[WHAT IS NEEDED]: Lines containing "Guadalajara" are to be counted. Give the number and nothing more.

* * * * * * *

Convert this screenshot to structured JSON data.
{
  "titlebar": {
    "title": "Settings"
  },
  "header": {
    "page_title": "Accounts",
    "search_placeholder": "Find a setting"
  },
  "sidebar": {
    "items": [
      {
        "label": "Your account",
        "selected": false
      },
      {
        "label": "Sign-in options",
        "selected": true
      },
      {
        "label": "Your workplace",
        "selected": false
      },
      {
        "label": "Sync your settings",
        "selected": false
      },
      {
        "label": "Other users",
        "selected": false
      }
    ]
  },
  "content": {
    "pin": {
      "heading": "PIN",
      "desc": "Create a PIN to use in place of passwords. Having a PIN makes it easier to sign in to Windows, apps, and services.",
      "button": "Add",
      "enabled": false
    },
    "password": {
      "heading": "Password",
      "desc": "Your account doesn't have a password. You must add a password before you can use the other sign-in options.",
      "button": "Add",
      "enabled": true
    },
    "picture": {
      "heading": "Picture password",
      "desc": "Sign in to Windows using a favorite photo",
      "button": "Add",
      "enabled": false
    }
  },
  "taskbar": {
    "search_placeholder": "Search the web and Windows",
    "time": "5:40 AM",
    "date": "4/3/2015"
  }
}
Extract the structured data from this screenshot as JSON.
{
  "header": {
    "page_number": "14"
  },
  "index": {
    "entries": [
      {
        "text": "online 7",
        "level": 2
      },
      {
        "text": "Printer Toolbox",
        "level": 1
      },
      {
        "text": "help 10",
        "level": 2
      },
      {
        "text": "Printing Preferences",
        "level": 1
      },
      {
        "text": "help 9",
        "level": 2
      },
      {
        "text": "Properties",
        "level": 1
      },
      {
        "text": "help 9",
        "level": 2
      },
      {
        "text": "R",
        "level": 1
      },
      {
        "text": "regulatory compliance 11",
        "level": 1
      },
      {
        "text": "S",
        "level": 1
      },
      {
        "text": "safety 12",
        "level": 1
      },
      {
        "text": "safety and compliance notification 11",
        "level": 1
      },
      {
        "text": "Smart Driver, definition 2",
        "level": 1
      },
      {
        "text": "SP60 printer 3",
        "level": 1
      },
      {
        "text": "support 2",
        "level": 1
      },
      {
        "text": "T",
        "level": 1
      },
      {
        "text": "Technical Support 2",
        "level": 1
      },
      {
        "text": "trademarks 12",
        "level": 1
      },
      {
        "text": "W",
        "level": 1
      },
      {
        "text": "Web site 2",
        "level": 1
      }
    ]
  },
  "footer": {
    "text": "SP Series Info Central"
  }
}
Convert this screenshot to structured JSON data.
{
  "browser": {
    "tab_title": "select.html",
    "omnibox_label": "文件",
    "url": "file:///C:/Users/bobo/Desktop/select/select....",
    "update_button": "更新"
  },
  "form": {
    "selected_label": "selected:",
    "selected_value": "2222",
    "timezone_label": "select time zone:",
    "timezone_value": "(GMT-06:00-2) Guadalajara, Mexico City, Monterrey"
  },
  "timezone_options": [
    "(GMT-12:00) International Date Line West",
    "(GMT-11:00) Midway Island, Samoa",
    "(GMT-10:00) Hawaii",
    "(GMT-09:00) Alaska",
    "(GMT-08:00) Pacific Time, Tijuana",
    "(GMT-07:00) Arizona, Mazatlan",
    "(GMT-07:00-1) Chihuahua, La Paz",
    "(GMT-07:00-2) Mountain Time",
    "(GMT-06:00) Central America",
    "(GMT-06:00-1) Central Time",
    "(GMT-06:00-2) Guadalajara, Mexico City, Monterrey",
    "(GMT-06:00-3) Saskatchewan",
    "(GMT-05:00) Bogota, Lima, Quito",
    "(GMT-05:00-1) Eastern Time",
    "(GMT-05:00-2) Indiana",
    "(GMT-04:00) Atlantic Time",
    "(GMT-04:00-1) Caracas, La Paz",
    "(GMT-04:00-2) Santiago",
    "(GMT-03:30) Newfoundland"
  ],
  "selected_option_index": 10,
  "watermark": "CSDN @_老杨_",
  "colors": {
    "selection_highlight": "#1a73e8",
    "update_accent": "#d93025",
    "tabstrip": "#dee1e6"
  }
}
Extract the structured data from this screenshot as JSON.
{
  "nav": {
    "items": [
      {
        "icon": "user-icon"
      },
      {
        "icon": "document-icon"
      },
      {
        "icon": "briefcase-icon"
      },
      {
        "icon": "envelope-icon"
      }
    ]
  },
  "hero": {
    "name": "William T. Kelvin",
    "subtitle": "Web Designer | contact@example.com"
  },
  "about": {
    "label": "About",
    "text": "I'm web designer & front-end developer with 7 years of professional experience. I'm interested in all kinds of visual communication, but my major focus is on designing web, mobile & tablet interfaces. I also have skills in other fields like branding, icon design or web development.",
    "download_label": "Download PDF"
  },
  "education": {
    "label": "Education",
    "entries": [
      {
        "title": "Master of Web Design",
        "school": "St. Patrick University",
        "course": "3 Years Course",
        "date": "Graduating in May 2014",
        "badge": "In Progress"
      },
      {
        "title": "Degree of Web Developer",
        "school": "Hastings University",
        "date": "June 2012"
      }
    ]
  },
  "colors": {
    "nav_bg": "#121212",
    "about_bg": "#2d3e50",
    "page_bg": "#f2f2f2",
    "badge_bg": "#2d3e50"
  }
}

* * * * * * *

[THE COMPLETED TASK]: 2